Every line of the records must be repeated exactly; pictures stay out.

Given entries start

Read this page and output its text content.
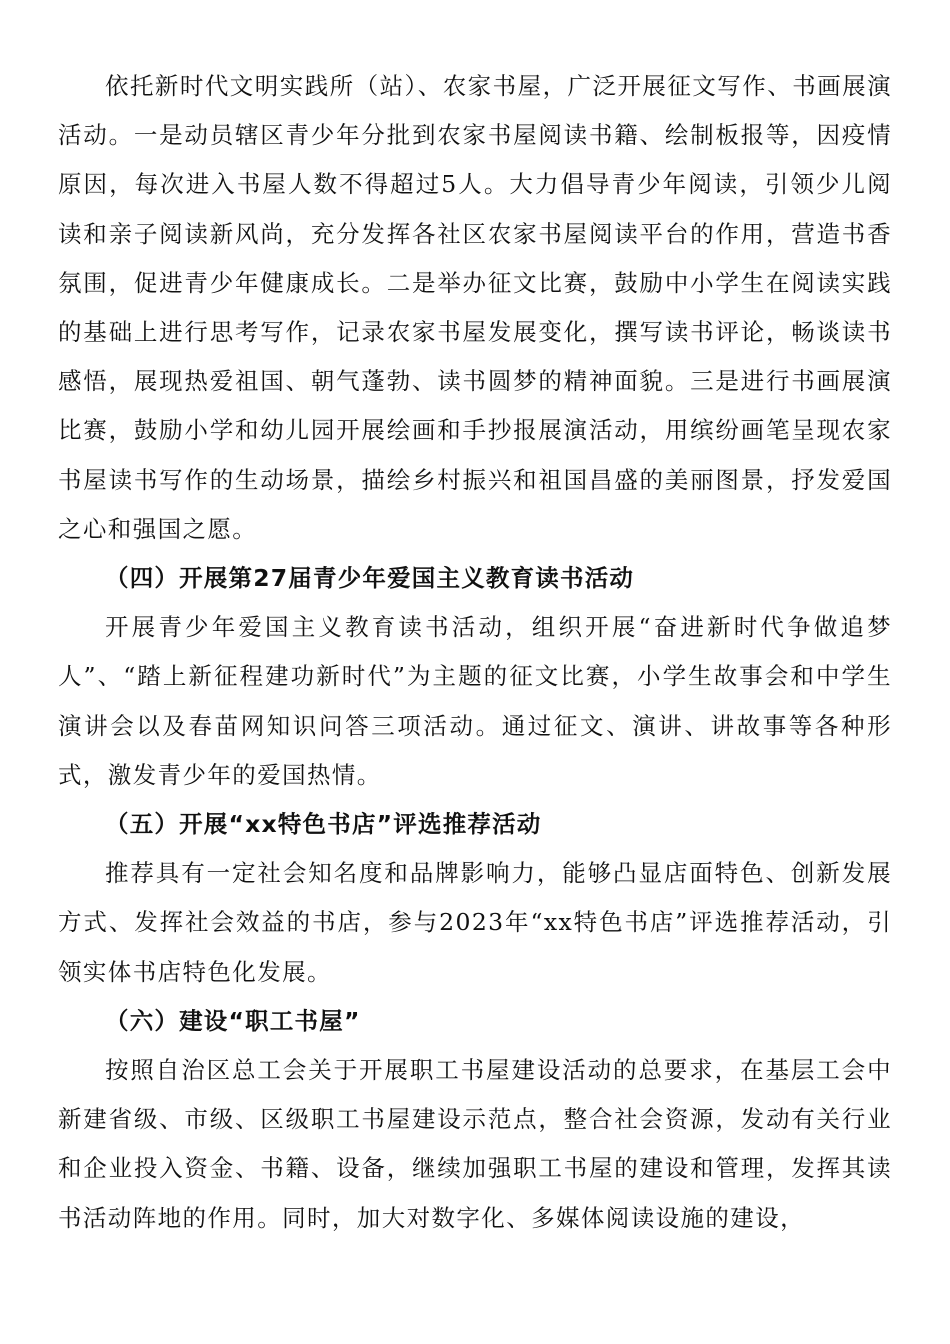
依托新时代文明实践所（站）、农家书屋，广泛开展征文写作、书画展演活动。一是动员辖区青少年分批到农家书屋阅读书籍、绘制板报等，因疫情原因，每次进入书屋人数不得超过5人。大力倡导青少年阅读，引领少儿阅读和亲子阅读新风尚，充分发挥各社区农家书屋阅读平台的作用，营造书香氛围，促进青少年健康成长。二是举办征文比赛，鼓励中小学生在阅读实践的基础上进行思考写作，记录农家书屋发展变化，撰写读书评论，畅谈读书感悟，展现热爱祖国、朝气蓬勃、读书圆梦的精神面貌。三是进行书画展演比赛，鼓励小学和幼儿园开展绘画和手抄报展演活动，用缤纷画笔呈现农家书屋读书写作的生动场景，描绘乡村振兴和祖国昌盛的美丽图景，抒发爱国之心和强国之愿。

（四）开展第27届青少年爱国主义教育读书活动

开展青少年爱国主义教育读书活动，组织开展“奋进新时代争做追梦人”、“踏上新征程建功新时代”为主题的征文比赛，小学生故事会和中学生演讲会以及春苗网知识问答三项活动。通过征文、演讲、讲故事等各种形式，激发青少年的爱国热情。

（五）开展“xx特色书店”评选推荐活动

推荐具有一定社会知名度和品牌影响力，能够凸显店面特色、创新发展方式、发挥社会效益的书店，参与2023年“xx特色书店”评选推荐活动，引领实体书店特色化发展。

（六）建设“职工书屋”

按照自治区总工会关于开展职工书屋建设活动的总要求，在基层工会中新建省级、市级、区级职工书屋建设示范点，整合社会资源，发动有关行业和企业投入资金、书籍、设备，继续加强职工书屋的建设和管理，发挥其读书活动阵地的作用。同时，加大对数字化、多媒体阅读设施的建设，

Given entries end

Task result:
Read this page and output its text content.
依托新时代文明实践所（站）、农家书屋，广泛开展征文写作、书画展演活动。一是动员辖区青少年分批到农家书屋阅读书籍、绘制板报等，因疫情原因，每次进入书屋人数不得超过5人。大力倡导青少年阅读，引领少儿阅读和亲子阅读新风尚，充分发挥各社区农家书屋阅读平台的作用，营造书香氛围，促进青少年健康成长。二是举办征文比赛，鼓励中小学生在阅读实践的基础上进行思考写作，记录农家书屋发展变化，撰写读书评论，畅谈读书感悟，展现热爱祖国、朝气蓬勃、读书圆梦的精神面貌。三是进行书画展演比赛，鼓励小学和幼儿园开展绘画和手抄报展演活动，用缤纷画笔呈现农家书屋读书写作的生动场景，描绘乡村振兴和祖国昌盛的美丽图景，抒发爱国之心和强国之愿。

（四）开展第27届青少年爱国主义教育读书活动

开展青少年爱国主义教育读书活动，组织开展“奋进新时代争做追梦人”、“踏上新征程建功新时代”为主题的征文比赛，小学生故事会和中学生演讲会以及春苗网知识问答三项活动。通过征文、演讲、讲故事等各种形式，激发青少年的爱国热情。

（五）开展“xx特色书店”评选推荐活动

推荐具有一定社会知名度和品牌影响力，能够凸显店面特色、创新发展方式、发挥社会效益的书店，参与2023年“xx特色书店”评选推荐活动，引领实体书店特色化发展。

（六）建设“职工书屋”

按照自治区总工会关于开展职工书屋建设活动的总要求，在基层工会中新建省级、市级、区级职工书屋建设示范点，整合社会资源，发动有关行业和企业投入资金、书籍、设备，继续加强职工书屋的建设和管理，发挥其读书活动阵地的作用。同时，加大对数字化、多媒体阅读设施的建设，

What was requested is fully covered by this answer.